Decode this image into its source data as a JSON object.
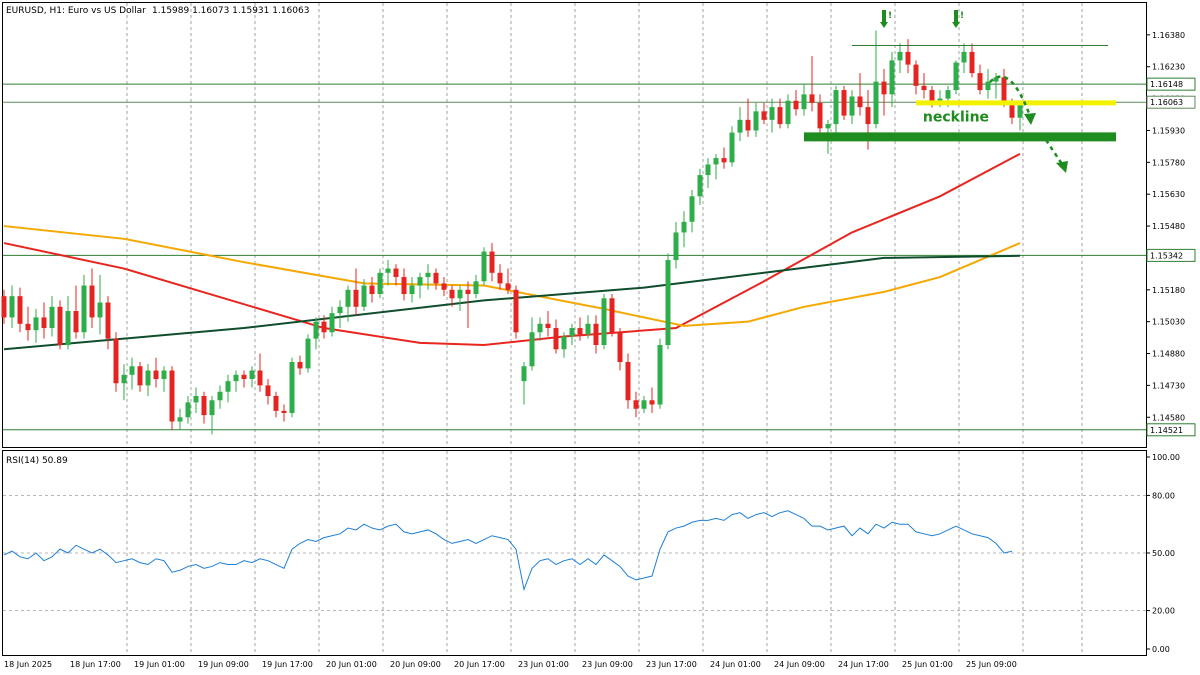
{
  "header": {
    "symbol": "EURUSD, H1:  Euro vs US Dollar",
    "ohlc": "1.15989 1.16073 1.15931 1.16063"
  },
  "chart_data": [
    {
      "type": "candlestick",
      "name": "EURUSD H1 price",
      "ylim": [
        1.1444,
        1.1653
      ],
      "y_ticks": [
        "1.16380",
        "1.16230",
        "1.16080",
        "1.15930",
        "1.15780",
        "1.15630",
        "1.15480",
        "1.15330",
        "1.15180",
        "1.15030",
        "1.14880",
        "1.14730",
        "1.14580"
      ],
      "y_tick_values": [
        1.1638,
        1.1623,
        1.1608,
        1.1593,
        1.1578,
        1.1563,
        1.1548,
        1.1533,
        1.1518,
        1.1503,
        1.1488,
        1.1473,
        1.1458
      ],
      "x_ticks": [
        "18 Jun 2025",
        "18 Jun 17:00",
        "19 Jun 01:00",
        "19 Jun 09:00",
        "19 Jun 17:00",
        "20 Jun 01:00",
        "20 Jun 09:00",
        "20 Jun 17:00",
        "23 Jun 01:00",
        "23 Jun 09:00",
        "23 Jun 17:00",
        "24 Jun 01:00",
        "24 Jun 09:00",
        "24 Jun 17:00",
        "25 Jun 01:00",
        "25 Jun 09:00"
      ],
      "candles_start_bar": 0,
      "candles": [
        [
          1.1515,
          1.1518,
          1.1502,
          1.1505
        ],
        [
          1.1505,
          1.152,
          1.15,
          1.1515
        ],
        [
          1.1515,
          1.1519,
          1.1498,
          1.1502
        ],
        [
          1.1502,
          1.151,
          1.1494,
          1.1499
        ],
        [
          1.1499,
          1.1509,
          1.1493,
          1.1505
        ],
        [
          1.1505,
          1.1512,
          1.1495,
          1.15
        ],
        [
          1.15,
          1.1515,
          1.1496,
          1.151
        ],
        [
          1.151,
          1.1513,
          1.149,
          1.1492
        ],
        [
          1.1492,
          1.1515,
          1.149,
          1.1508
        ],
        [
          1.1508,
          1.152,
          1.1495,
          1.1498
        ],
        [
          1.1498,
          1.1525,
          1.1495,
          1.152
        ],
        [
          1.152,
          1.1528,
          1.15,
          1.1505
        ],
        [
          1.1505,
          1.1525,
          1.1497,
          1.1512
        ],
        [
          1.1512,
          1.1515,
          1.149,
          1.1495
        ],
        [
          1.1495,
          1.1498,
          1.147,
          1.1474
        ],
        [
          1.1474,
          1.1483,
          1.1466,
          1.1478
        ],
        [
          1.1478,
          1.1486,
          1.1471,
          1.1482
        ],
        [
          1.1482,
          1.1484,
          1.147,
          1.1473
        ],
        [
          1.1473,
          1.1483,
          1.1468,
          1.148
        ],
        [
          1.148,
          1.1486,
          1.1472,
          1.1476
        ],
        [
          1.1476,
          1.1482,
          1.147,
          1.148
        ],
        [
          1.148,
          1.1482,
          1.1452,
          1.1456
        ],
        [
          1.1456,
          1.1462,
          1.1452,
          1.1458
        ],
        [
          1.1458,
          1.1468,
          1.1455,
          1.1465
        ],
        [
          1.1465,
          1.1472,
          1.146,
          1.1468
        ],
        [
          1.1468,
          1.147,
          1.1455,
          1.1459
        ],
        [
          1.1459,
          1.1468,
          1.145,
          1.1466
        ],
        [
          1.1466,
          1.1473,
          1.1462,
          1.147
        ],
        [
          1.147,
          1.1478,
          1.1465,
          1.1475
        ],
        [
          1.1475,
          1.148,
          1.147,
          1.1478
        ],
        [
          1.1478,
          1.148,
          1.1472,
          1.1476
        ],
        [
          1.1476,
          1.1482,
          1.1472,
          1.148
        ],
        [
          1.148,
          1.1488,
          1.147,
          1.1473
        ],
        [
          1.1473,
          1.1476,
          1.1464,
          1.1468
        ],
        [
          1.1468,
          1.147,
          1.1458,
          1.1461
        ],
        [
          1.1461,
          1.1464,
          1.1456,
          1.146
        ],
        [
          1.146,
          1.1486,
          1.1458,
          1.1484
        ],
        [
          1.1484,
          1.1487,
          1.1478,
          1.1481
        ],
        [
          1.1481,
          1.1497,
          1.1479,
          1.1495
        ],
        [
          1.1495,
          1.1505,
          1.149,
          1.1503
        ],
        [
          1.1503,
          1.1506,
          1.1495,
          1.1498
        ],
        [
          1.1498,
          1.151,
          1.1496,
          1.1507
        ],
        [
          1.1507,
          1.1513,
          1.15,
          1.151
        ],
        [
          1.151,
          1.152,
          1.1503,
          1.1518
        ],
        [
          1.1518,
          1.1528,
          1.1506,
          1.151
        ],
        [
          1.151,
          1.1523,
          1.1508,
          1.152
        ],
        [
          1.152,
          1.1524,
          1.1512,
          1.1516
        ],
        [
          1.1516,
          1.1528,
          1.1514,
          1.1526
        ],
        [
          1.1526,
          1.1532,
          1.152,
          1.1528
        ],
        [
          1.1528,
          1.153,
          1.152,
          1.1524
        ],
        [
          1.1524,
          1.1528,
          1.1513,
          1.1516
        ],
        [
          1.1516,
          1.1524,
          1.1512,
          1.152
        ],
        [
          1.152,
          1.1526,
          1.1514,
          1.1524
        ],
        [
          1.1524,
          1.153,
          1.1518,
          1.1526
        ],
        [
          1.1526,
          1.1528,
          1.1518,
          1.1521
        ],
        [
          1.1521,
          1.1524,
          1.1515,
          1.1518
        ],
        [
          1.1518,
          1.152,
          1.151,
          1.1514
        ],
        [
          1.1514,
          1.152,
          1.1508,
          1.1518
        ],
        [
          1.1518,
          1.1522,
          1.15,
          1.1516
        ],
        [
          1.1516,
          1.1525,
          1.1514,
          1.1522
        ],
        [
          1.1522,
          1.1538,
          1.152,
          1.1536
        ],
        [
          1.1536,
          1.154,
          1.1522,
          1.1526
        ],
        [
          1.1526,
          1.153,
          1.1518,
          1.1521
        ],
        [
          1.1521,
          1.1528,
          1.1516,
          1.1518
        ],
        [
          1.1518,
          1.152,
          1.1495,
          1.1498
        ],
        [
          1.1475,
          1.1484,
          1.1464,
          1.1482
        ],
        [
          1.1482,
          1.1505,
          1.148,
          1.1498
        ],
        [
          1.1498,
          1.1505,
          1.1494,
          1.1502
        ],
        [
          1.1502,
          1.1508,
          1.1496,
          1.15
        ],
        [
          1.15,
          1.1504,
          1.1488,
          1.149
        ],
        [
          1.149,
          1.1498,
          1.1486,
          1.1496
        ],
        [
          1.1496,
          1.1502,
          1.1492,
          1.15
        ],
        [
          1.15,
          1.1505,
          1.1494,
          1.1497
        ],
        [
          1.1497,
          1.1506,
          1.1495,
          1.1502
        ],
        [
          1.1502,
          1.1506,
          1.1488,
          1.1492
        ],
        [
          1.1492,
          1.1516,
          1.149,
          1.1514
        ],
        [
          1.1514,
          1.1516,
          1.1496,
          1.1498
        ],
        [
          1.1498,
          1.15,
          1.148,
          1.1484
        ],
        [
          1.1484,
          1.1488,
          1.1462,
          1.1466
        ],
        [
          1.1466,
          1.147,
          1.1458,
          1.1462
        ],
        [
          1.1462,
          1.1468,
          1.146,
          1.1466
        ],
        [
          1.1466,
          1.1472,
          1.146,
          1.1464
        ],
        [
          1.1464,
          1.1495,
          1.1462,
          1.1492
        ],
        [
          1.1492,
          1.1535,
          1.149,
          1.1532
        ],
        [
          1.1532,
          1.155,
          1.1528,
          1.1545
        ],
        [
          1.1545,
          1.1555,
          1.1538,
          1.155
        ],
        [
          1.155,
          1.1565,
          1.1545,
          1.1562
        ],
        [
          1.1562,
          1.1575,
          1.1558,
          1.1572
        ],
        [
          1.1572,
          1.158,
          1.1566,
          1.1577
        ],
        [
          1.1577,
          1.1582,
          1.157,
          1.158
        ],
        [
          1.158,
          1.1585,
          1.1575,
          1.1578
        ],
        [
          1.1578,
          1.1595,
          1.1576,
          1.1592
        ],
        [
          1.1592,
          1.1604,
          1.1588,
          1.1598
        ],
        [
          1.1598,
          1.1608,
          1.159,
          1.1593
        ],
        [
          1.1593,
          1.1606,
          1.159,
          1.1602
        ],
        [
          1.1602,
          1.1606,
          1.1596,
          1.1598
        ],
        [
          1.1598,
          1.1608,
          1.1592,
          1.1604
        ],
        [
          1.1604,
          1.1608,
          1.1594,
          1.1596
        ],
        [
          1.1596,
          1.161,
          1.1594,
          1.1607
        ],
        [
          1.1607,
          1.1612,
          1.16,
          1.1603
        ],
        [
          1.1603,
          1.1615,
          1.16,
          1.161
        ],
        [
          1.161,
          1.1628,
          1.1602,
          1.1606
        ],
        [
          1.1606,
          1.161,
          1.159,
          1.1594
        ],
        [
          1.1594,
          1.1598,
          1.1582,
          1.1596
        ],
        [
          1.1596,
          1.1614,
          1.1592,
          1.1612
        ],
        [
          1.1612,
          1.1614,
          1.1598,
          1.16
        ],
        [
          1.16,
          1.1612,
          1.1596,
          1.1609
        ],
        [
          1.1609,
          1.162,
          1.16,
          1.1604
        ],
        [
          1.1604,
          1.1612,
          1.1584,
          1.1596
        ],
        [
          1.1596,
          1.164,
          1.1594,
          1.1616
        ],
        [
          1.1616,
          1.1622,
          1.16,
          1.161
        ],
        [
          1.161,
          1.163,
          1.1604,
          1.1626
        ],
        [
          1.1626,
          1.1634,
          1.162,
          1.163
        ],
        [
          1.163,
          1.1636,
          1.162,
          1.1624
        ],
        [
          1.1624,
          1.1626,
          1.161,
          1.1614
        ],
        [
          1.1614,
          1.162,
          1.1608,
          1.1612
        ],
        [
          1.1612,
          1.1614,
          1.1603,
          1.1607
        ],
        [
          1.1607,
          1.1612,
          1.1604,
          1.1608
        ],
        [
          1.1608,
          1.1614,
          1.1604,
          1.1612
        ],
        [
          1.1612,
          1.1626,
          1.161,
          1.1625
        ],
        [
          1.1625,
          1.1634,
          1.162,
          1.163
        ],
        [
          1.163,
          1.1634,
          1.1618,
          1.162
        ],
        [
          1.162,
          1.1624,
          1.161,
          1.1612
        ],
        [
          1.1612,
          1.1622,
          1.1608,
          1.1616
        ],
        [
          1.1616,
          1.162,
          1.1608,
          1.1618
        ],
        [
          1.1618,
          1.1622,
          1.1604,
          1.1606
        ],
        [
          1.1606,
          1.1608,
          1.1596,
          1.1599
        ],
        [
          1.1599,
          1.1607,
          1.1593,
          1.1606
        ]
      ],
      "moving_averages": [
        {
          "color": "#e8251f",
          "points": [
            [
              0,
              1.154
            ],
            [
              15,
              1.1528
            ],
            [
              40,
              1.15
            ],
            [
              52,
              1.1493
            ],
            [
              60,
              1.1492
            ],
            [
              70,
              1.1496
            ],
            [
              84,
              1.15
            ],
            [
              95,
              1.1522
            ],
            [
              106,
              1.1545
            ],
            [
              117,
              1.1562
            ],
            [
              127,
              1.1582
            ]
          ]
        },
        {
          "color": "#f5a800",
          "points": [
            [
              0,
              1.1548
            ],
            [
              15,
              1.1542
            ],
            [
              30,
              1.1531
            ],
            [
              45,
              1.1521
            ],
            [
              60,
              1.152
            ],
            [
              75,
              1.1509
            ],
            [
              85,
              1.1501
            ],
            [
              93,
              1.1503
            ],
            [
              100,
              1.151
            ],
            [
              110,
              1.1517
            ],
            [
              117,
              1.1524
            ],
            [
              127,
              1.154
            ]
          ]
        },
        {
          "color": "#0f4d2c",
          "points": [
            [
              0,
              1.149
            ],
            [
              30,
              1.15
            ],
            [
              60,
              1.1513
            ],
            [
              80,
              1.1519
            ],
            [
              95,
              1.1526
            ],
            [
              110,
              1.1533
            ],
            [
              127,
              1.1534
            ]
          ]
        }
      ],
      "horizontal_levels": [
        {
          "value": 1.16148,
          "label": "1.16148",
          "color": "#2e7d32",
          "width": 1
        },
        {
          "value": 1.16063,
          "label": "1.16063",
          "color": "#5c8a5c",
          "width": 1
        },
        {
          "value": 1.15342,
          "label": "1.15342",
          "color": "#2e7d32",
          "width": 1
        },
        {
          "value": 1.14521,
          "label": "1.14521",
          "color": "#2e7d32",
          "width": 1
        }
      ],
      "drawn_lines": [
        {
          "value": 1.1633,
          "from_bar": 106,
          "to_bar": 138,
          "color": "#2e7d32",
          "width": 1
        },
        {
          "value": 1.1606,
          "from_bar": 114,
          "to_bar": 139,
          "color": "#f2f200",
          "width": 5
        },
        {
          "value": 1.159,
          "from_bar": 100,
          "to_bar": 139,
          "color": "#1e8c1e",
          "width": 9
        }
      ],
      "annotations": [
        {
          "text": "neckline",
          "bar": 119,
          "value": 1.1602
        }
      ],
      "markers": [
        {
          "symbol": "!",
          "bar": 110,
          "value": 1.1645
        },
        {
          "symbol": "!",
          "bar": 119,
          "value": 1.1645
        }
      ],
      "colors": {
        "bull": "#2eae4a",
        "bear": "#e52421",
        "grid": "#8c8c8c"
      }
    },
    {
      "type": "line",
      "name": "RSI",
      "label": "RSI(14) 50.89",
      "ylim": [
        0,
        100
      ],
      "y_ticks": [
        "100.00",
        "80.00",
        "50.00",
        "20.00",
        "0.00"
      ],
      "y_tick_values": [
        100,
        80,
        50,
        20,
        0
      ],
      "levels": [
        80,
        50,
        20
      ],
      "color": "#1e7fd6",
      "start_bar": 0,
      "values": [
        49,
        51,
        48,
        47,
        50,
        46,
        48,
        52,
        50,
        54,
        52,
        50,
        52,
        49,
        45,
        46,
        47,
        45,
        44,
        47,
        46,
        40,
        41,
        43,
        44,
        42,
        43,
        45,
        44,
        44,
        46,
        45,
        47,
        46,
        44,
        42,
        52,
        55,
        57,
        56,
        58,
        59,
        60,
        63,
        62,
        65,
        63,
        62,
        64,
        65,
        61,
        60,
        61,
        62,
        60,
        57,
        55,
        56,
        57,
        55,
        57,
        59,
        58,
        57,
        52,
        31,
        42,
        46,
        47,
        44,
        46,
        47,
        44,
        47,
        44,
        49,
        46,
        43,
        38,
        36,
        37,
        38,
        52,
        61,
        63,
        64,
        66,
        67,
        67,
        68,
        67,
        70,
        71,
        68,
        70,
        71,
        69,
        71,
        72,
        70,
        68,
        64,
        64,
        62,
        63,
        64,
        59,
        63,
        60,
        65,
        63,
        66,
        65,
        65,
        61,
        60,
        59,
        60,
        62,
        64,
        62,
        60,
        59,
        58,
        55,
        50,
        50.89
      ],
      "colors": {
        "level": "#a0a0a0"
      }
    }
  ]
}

_ _ _ _ _ _ _

Task objective: In the records above, locate every line with the string "EURUSD" and copy it.

Answer in full:
    "symbol": "EURUSD, H1:  Euro vs US Dollar",
      "name": "EURUSD H1 price",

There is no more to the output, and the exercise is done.